Stated exercise: Copy every line of the material below word for word.

::: Record list

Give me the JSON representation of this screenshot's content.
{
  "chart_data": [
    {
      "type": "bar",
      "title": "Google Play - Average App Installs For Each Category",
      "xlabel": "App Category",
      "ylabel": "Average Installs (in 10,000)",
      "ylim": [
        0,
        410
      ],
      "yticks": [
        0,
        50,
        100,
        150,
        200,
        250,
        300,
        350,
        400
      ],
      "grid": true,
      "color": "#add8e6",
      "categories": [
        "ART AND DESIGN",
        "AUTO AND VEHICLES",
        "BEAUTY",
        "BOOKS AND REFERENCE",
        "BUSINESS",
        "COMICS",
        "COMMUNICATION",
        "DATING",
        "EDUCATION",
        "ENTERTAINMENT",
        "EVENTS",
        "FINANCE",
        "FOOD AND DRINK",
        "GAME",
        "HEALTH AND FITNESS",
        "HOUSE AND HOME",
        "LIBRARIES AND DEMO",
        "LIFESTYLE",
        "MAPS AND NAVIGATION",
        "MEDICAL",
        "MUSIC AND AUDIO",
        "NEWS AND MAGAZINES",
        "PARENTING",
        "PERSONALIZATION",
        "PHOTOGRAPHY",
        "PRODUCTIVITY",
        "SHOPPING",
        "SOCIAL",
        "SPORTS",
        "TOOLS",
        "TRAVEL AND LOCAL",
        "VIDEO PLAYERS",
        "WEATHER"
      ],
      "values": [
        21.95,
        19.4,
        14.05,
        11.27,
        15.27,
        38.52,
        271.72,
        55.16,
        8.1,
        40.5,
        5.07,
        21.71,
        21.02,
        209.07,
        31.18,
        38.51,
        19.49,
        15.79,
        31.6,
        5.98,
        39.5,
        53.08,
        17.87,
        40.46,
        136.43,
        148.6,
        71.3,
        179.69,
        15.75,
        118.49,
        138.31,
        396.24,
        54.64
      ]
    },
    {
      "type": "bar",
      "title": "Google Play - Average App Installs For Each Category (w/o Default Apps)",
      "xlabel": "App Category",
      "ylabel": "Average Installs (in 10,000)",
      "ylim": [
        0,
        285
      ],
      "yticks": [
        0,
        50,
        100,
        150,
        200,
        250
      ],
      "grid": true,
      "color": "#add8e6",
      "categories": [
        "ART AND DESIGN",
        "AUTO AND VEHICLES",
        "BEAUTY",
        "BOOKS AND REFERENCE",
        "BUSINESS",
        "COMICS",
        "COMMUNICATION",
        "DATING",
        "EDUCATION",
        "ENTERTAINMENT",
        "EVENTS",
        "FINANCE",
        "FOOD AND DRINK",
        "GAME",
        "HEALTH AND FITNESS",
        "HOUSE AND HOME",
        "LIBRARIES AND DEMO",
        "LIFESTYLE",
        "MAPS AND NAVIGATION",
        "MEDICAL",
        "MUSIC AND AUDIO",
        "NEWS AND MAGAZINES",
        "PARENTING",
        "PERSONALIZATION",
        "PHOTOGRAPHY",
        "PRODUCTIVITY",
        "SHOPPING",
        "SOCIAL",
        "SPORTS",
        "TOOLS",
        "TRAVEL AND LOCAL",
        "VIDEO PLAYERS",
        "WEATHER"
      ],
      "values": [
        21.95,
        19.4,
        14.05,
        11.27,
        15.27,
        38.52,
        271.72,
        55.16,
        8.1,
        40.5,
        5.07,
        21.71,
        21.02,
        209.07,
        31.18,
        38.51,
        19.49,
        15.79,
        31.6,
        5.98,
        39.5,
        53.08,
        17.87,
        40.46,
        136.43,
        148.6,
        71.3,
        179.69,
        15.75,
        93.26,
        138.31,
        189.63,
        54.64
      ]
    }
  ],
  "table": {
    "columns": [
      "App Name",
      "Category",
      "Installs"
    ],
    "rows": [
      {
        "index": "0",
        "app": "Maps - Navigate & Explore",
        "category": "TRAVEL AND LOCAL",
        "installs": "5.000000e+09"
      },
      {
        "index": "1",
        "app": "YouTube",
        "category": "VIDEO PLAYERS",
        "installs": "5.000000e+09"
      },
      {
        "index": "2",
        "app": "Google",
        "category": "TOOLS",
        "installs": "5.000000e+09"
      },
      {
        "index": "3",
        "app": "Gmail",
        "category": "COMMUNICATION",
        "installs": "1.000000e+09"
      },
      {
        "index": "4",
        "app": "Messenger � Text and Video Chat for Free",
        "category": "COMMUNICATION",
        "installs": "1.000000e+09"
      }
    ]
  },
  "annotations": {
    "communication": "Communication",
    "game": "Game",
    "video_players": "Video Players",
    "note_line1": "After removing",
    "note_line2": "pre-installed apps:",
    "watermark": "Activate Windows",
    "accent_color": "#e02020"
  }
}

::::::

Solution below:
Give me the JSON representation of this screenshot's content.
{
  "chart_data": [
    {
      "type": "bar",
      "title": "Google Play - Average App Installs For Each Category",
      "xlabel": "App Category",
      "ylabel": "Average Installs (in 10,000)",
      "ylim": [
        0,
        410
      ],
      "yticks": [
        0,
        50,
        100,
        150,
        200,
        250,
        300,
        350,
        400
      ],
      "grid": true,
      "color": "#add8e6",
      "categories": [
        "ART AND DESIGN",
        "AUTO AND VEHICLES",
        "BEAUTY",
        "BOOKS AND REFERENCE",
        "BUSINESS",
        "COMICS",
        "COMMUNICATION",
        "DATING",
        "EDUCATION",
        "ENTERTAINMENT",
        "EVENTS",
        "FINANCE",
        "FOOD AND DRINK",
        "GAME",
        "HEALTH AND FITNESS",
        "HOUSE AND HOME",
        "LIBRARIES AND DEMO",
        "LIFESTYLE",
        "MAPS AND NAVIGATION",
        "MEDICAL",
        "MUSIC AND AUDIO",
        "NEWS AND MAGAZINES",
        "PARENTING",
        "PERSONALIZATION",
        "PHOTOGRAPHY",
        "PRODUCTIVITY",
        "SHOPPING",
        "SOCIAL",
        "SPORTS",
        "TOOLS",
        "TRAVEL AND LOCAL",
        "VIDEO PLAYERS",
        "WEATHER"
      ],
      "values": [
        21.95,
        19.4,
        14.05,
        11.27,
        15.27,
        38.52,
        271.72,
        55.16,
        8.1,
        40.5,
        5.07,
        21.71,
        21.02,
        209.07,
        31.18,
        38.51,
        19.49,
        15.79,
        31.6,
        5.98,
        39.5,
        53.08,
        17.87,
        40.46,
        136.43,
        148.6,
        71.3,
        179.69,
        15.75,
        118.49,
        138.31,
        396.24,
        54.64
      ]
    },
    {
      "type": "bar",
      "title": "Google Play - Average App Installs For Each Category (w/o Default Apps)",
      "xlabel": "App Category",
      "ylabel": "Average Installs (in 10,000)",
      "ylim": [
        0,
        285
      ],
      "yticks": [
        0,
        50,
        100,
        150,
        200,
        250
      ],
      "grid": true,
      "color": "#add8e6",
      "categories": [
        "ART AND DESIGN",
        "AUTO AND VEHICLES",
        "BEAUTY",
        "BOOKS AND REFERENCE",
        "BUSINESS",
        "COMICS",
        "COMMUNICATION",
        "DATING",
        "EDUCATION",
        "ENTERTAINMENT",
        "EVENTS",
        "FINANCE",
        "FOOD AND DRINK",
        "GAME",
        "HEALTH AND FITNESS",
        "HOUSE AND HOME",
        "LIBRARIES AND DEMO",
        "LIFESTYLE",
        "MAPS AND NAVIGATION",
        "MEDICAL",
        "MUSIC AND AUDIO",
        "NEWS AND MAGAZINES",
        "PARENTING",
        "PERSONALIZATION",
        "PHOTOGRAPHY",
        "PRODUCTIVITY",
        "SHOPPING",
        "SOCIAL",
        "SPORTS",
        "TOOLS",
        "TRAVEL AND LOCAL",
        "VIDEO PLAYERS",
        "WEATHER"
      ],
      "values": [
        21.95,
        19.4,
        14.05,
        11.27,
        15.27,
        38.52,
        271.72,
        55.16,
        8.1,
        40.5,
        5.07,
        21.71,
        21.02,
        209.07,
        31.18,
        38.51,
        19.49,
        15.79,
        31.6,
        5.98,
        39.5,
        53.08,
        17.87,
        40.46,
        136.43,
        148.6,
        71.3,
        179.69,
        15.75,
        93.26,
        138.31,
        189.63,
        54.64
      ]
    }
  ],
  "table": {
    "columns": [
      "App Name",
      "Category",
      "Installs"
    ],
    "rows": [
      {
        "index": "0",
        "app": "Maps - Navigate & Explore",
        "category": "TRAVEL AND LOCAL",
        "installs": "5.000000e+09"
      },
      {
        "index": "1",
        "app": "YouTube",
        "category": "VIDEO PLAYERS",
        "installs": "5.000000e+09"
      },
      {
        "index": "2",
        "app": "Google",
        "category": "TOOLS",
        "installs": "5.000000e+09"
      },
      {
        "index": "3",
        "app": "Gmail",
        "category": "COMMUNICATION",
        "installs": "1.000000e+09"
      },
      {
        "index": "4",
        "app": "Messenger � Text and Video Chat for Free",
        "category": "COMMUNICATION",
        "installs": "1.000000e+09"
      }
    ]
  },
  "annotations": {
    "communication": "Communication",
    "game": "Game",
    "video_players": "Video Players",
    "note_line1": "After removing",
    "note_line2": "pre-installed apps:",
    "watermark": "Activate Windows",
    "accent_color": "#e02020"
  }
}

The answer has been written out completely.